▶ **Stored items from a collection**
================================

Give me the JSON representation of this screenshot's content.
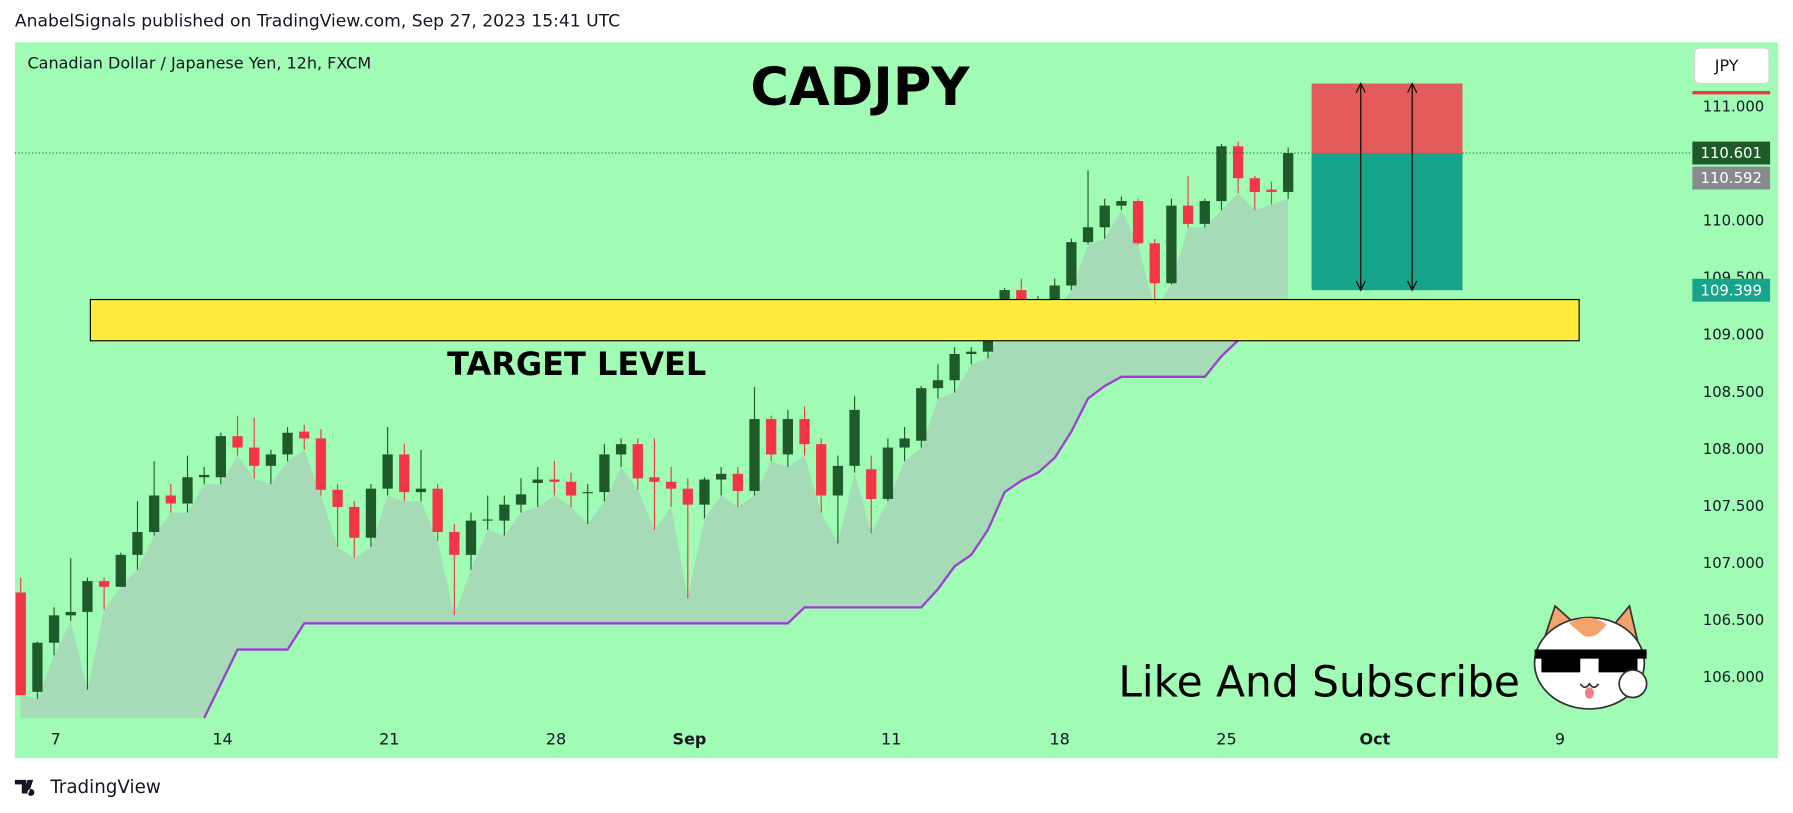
{
  "header": "AnabelSignals published on TradingView.com, Sep 27, 2023 15:41 UTC",
  "footer": "TradingView",
  "chart_data": {
    "type": "candlestick",
    "symbol": "Canadian Dollar / Japanese Yen, 12h, FXCM",
    "title": "CADJPY",
    "currency": "JPY",
    "annotations": [
      "TARGET LEVEL",
      "Like And Subscribe"
    ],
    "colors": {
      "up": "#1f5a2a",
      "down": "#f23645",
      "trail": "#9b3fce",
      "shade": "#a6dbb7",
      "zone": "#ffeb3b",
      "stop": "#e45b5b",
      "target": "#18a48a",
      "background": "#a0fbb4"
    },
    "open": [
      106.75,
      105.88,
      106.31,
      106.55,
      106.58,
      106.85,
      106.8,
      107.08,
      107.28,
      107.6,
      107.53,
      107.76,
      107.76,
      108.12,
      108.02,
      107.86,
      107.96,
      108.16,
      108.1,
      107.65,
      107.5,
      107.23,
      107.66,
      107.96,
      107.63,
      107.66,
      107.28,
      107.08,
      107.38,
      107.38,
      107.52,
      107.71,
      107.74,
      107.72,
      107.62,
      107.63,
      107.96,
      108.05,
      107.76,
      107.72,
      107.66,
      107.52,
      107.74,
      107.79,
      107.64,
      108.27,
      107.96,
      108.27,
      108.05,
      107.6,
      107.86,
      107.83,
      107.57,
      108.02,
      108.08,
      108.54,
      108.61,
      108.84,
      108.86,
      109.18,
      109.4,
      109.22,
      109.26,
      109.44,
      109.82,
      109.95,
      110.14,
      110.18,
      109.81,
      109.46,
      110.14,
      109.98,
      110.18,
      110.66,
      110.38,
      110.28,
      110.26
    ],
    "high": [
      106.88,
      106.32,
      106.62,
      107.05,
      106.88,
      106.88,
      107.1,
      107.55,
      107.9,
      107.7,
      107.95,
      107.85,
      108.15,
      108.3,
      108.28,
      108.0,
      108.2,
      108.22,
      108.18,
      107.7,
      107.55,
      107.7,
      108.2,
      108.05,
      108.0,
      107.7,
      107.35,
      107.45,
      107.6,
      107.6,
      107.75,
      107.85,
      107.9,
      107.8,
      107.7,
      108.05,
      108.1,
      108.1,
      108.1,
      107.85,
      107.75,
      107.76,
      107.85,
      107.85,
      108.55,
      108.3,
      108.35,
      108.38,
      108.1,
      107.95,
      108.47,
      107.95,
      108.1,
      108.2,
      108.56,
      108.75,
      108.9,
      108.9,
      109.22,
      109.42,
      109.5,
      109.35,
      109.5,
      109.85,
      110.45,
      110.2,
      110.22,
      110.2,
      109.85,
      110.2,
      110.4,
      110.2,
      110.68,
      110.7,
      110.4,
      110.35,
      110.65
    ],
    "low": [
      105.85,
      105.82,
      106.2,
      106.5,
      105.9,
      106.6,
      106.8,
      106.95,
      107.25,
      107.45,
      107.45,
      107.7,
      107.7,
      107.95,
      107.75,
      107.7,
      107.9,
      108.0,
      107.6,
      107.15,
      107.05,
      107.15,
      107.6,
      107.55,
      107.55,
      107.2,
      106.55,
      106.95,
      107.3,
      107.25,
      107.45,
      107.5,
      107.6,
      107.5,
      107.35,
      107.55,
      107.85,
      107.65,
      107.3,
      107.5,
      106.7,
      107.4,
      107.6,
      107.5,
      107.6,
      107.9,
      107.85,
      107.95,
      107.45,
      107.18,
      107.8,
      107.27,
      107.55,
      107.9,
      108.02,
      108.45,
      108.5,
      108.75,
      108.8,
      109.1,
      109.1,
      109.15,
      109.2,
      109.4,
      109.8,
      109.85,
      110.1,
      109.8,
      109.22,
      109.45,
      109.95,
      109.95,
      110.1,
      110.25,
      110.1,
      110.15,
      110.2
    ],
    "close": [
      105.85,
      106.31,
      106.55,
      106.58,
      106.85,
      106.8,
      107.08,
      107.28,
      107.6,
      107.53,
      107.76,
      107.78,
      108.12,
      108.02,
      107.86,
      107.96,
      108.15,
      108.1,
      107.65,
      107.5,
      107.23,
      107.66,
      107.96,
      107.63,
      107.66,
      107.28,
      107.08,
      107.38,
      107.39,
      107.52,
      107.61,
      107.74,
      107.72,
      107.6,
      107.63,
      107.96,
      108.05,
      107.75,
      107.72,
      107.66,
      107.52,
      107.74,
      107.79,
      107.64,
      108.27,
      107.96,
      108.27,
      108.05,
      107.6,
      107.86,
      108.35,
      107.57,
      108.02,
      108.1,
      108.54,
      108.61,
      108.84,
      108.86,
      109.18,
      109.4,
      109.26,
      109.3,
      109.44,
      109.82,
      109.95,
      110.14,
      110.18,
      109.81,
      109.46,
      110.14,
      109.98,
      110.18,
      110.66,
      110.38,
      110.26,
      110.26,
      110.6
    ],
    "trail": [
      null,
      null,
      null,
      null,
      null,
      null,
      null,
      null,
      null,
      null,
      null,
      105.65,
      105.95,
      106.25,
      106.25,
      106.25,
      106.25,
      106.48,
      106.48,
      106.48,
      106.48,
      106.48,
      106.48,
      106.48,
      106.48,
      106.48,
      106.48,
      106.48,
      106.48,
      106.48,
      106.48,
      106.48,
      106.48,
      106.48,
      106.48,
      106.48,
      106.48,
      106.48,
      106.48,
      106.48,
      106.48,
      106.48,
      106.48,
      106.48,
      106.48,
      106.48,
      106.48,
      106.62,
      106.62,
      106.62,
      106.62,
      106.62,
      106.62,
      106.62,
      106.62,
      106.78,
      106.98,
      107.08,
      107.3,
      107.63,
      107.73,
      107.8,
      107.93,
      108.16,
      108.45,
      108.56,
      108.64,
      108.64,
      108.64,
      108.64,
      108.64,
      108.64,
      108.82,
      108.96,
      null,
      null,
      null
    ],
    "zone": {
      "top": 109.317,
      "bottom": 108.956
    },
    "position": {
      "stop": 111.21,
      "entry": 110.601,
      "target": 109.399
    },
    "price_labels": [
      110.601,
      110.592,
      109.399
    ],
    "price_label_colors": [
      "#1f5a2a",
      "#868b8f",
      "#18a48a"
    ],
    "xlim": [
      -0.35,
      100.1
    ],
    "xticks": [
      {
        "value": 2.1,
        "label": "7"
      },
      {
        "value": 12.1,
        "label": "14"
      },
      {
        "value": 22.1,
        "label": "21"
      },
      {
        "value": 32.1,
        "label": "28"
      },
      {
        "value": 40.1,
        "label": "Sep"
      },
      {
        "value": 52.2,
        "label": "11"
      },
      {
        "value": 62.3,
        "label": "18"
      },
      {
        "value": 72.3,
        "label": "25"
      },
      {
        "value": 81.2,
        "label": "Oct"
      },
      {
        "value": 92.3,
        "label": "9"
      }
    ],
    "ylim": [
      105.299,
      111.571
    ],
    "yticks": [
      {
        "value": 106,
        "label": "106.000"
      },
      {
        "value": 106.5,
        "label": "106.500"
      },
      {
        "value": 107,
        "label": "107.000"
      },
      {
        "value": 107.5,
        "label": "107.500"
      },
      {
        "value": 108,
        "label": "108.000"
      },
      {
        "value": 108.5,
        "label": "108.500"
      },
      {
        "value": 109,
        "label": "109.000"
      },
      {
        "value": 109.5,
        "label": "109.500"
      },
      {
        "value": 110,
        "label": "110.000"
      },
      {
        "value": 111,
        "label": "111.000"
      }
    ]
  }
}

================================

▶ **BRIEF**
The pictures should not appear in the copy; every other part of the records above must be returned exactly.

▶ **THE COMPLETED TASK**
Give me the JSON representation of this screenshot's content.
{
  "header": "AnabelSignals published on TradingView.com, Sep 27, 2023 15:41 UTC",
  "footer": "TradingView",
  "chart_data": {
    "type": "candlestick",
    "symbol": "Canadian Dollar / Japanese Yen, 12h, FXCM",
    "title": "CADJPY",
    "currency": "JPY",
    "annotations": [
      "TARGET LEVEL",
      "Like And Subscribe"
    ],
    "colors": {
      "up": "#1f5a2a",
      "down": "#f23645",
      "trail": "#9b3fce",
      "shade": "#a6dbb7",
      "zone": "#ffeb3b",
      "stop": "#e45b5b",
      "target": "#18a48a",
      "background": "#a0fbb4"
    },
    "open": [
      106.75,
      105.88,
      106.31,
      106.55,
      106.58,
      106.85,
      106.8,
      107.08,
      107.28,
      107.6,
      107.53,
      107.76,
      107.76,
      108.12,
      108.02,
      107.86,
      107.96,
      108.16,
      108.1,
      107.65,
      107.5,
      107.23,
      107.66,
      107.96,
      107.63,
      107.66,
      107.28,
      107.08,
      107.38,
      107.38,
      107.52,
      107.71,
      107.74,
      107.72,
      107.62,
      107.63,
      107.96,
      108.05,
      107.76,
      107.72,
      107.66,
      107.52,
      107.74,
      107.79,
      107.64,
      108.27,
      107.96,
      108.27,
      108.05,
      107.6,
      107.86,
      107.83,
      107.57,
      108.02,
      108.08,
      108.54,
      108.61,
      108.84,
      108.86,
      109.18,
      109.4,
      109.22,
      109.26,
      109.44,
      109.82,
      109.95,
      110.14,
      110.18,
      109.81,
      109.46,
      110.14,
      109.98,
      110.18,
      110.66,
      110.38,
      110.28,
      110.26
    ],
    "high": [
      106.88,
      106.32,
      106.62,
      107.05,
      106.88,
      106.88,
      107.1,
      107.55,
      107.9,
      107.7,
      107.95,
      107.85,
      108.15,
      108.3,
      108.28,
      108.0,
      108.2,
      108.22,
      108.18,
      107.7,
      107.55,
      107.7,
      108.2,
      108.05,
      108.0,
      107.7,
      107.35,
      107.45,
      107.6,
      107.6,
      107.75,
      107.85,
      107.9,
      107.8,
      107.7,
      108.05,
      108.1,
      108.1,
      108.1,
      107.85,
      107.75,
      107.76,
      107.85,
      107.85,
      108.55,
      108.3,
      108.35,
      108.38,
      108.1,
      107.95,
      108.47,
      107.95,
      108.1,
      108.2,
      108.56,
      108.75,
      108.9,
      108.9,
      109.22,
      109.42,
      109.5,
      109.35,
      109.5,
      109.85,
      110.45,
      110.2,
      110.22,
      110.2,
      109.85,
      110.2,
      110.4,
      110.2,
      110.68,
      110.7,
      110.4,
      110.35,
      110.65
    ],
    "low": [
      105.85,
      105.82,
      106.2,
      106.5,
      105.9,
      106.6,
      106.8,
      106.95,
      107.25,
      107.45,
      107.45,
      107.7,
      107.7,
      107.95,
      107.75,
      107.7,
      107.9,
      108.0,
      107.6,
      107.15,
      107.05,
      107.15,
      107.6,
      107.55,
      107.55,
      107.2,
      106.55,
      106.95,
      107.3,
      107.25,
      107.45,
      107.5,
      107.6,
      107.5,
      107.35,
      107.55,
      107.85,
      107.65,
      107.3,
      107.5,
      106.7,
      107.4,
      107.6,
      107.5,
      107.6,
      107.9,
      107.85,
      107.95,
      107.45,
      107.18,
      107.8,
      107.27,
      107.55,
      107.9,
      108.02,
      108.45,
      108.5,
      108.75,
      108.8,
      109.1,
      109.1,
      109.15,
      109.2,
      109.4,
      109.8,
      109.85,
      110.1,
      109.8,
      109.22,
      109.45,
      109.95,
      109.95,
      110.1,
      110.25,
      110.1,
      110.15,
      110.2
    ],
    "close": [
      105.85,
      106.31,
      106.55,
      106.58,
      106.85,
      106.8,
      107.08,
      107.28,
      107.6,
      107.53,
      107.76,
      107.78,
      108.12,
      108.02,
      107.86,
      107.96,
      108.15,
      108.1,
      107.65,
      107.5,
      107.23,
      107.66,
      107.96,
      107.63,
      107.66,
      107.28,
      107.08,
      107.38,
      107.39,
      107.52,
      107.61,
      107.74,
      107.72,
      107.6,
      107.63,
      107.96,
      108.05,
      107.75,
      107.72,
      107.66,
      107.52,
      107.74,
      107.79,
      107.64,
      108.27,
      107.96,
      108.27,
      108.05,
      107.6,
      107.86,
      108.35,
      107.57,
      108.02,
      108.1,
      108.54,
      108.61,
      108.84,
      108.86,
      109.18,
      109.4,
      109.26,
      109.3,
      109.44,
      109.82,
      109.95,
      110.14,
      110.18,
      109.81,
      109.46,
      110.14,
      109.98,
      110.18,
      110.66,
      110.38,
      110.26,
      110.26,
      110.6
    ],
    "trail": [
      null,
      null,
      null,
      null,
      null,
      null,
      null,
      null,
      null,
      null,
      null,
      105.65,
      105.95,
      106.25,
      106.25,
      106.25,
      106.25,
      106.48,
      106.48,
      106.48,
      106.48,
      106.48,
      106.48,
      106.48,
      106.48,
      106.48,
      106.48,
      106.48,
      106.48,
      106.48,
      106.48,
      106.48,
      106.48,
      106.48,
      106.48,
      106.48,
      106.48,
      106.48,
      106.48,
      106.48,
      106.48,
      106.48,
      106.48,
      106.48,
      106.48,
      106.48,
      106.48,
      106.62,
      106.62,
      106.62,
      106.62,
      106.62,
      106.62,
      106.62,
      106.62,
      106.78,
      106.98,
      107.08,
      107.3,
      107.63,
      107.73,
      107.8,
      107.93,
      108.16,
      108.45,
      108.56,
      108.64,
      108.64,
      108.64,
      108.64,
      108.64,
      108.64,
      108.82,
      108.96,
      null,
      null,
      null
    ],
    "zone": {
      "top": 109.317,
      "bottom": 108.956
    },
    "position": {
      "stop": 111.21,
      "entry": 110.601,
      "target": 109.399
    },
    "price_labels": [
      110.601,
      110.592,
      109.399
    ],
    "price_label_colors": [
      "#1f5a2a",
      "#868b8f",
      "#18a48a"
    ],
    "xlim": [
      -0.35,
      100.1
    ],
    "xticks": [
      {
        "value": 2.1,
        "label": "7"
      },
      {
        "value": 12.1,
        "label": "14"
      },
      {
        "value": 22.1,
        "label": "21"
      },
      {
        "value": 32.1,
        "label": "28"
      },
      {
        "value": 40.1,
        "label": "Sep"
      },
      {
        "value": 52.2,
        "label": "11"
      },
      {
        "value": 62.3,
        "label": "18"
      },
      {
        "value": 72.3,
        "label": "25"
      },
      {
        "value": 81.2,
        "label": "Oct"
      },
      {
        "value": 92.3,
        "label": "9"
      }
    ],
    "ylim": [
      105.299,
      111.571
    ],
    "yticks": [
      {
        "value": 106,
        "label": "106.000"
      },
      {
        "value": 106.5,
        "label": "106.500"
      },
      {
        "value": 107,
        "label": "107.000"
      },
      {
        "value": 107.5,
        "label": "107.500"
      },
      {
        "value": 108,
        "label": "108.000"
      },
      {
        "value": 108.5,
        "label": "108.500"
      },
      {
        "value": 109,
        "label": "109.000"
      },
      {
        "value": 109.5,
        "label": "109.500"
      },
      {
        "value": 110,
        "label": "110.000"
      },
      {
        "value": 111,
        "label": "111.000"
      }
    ]
  }
}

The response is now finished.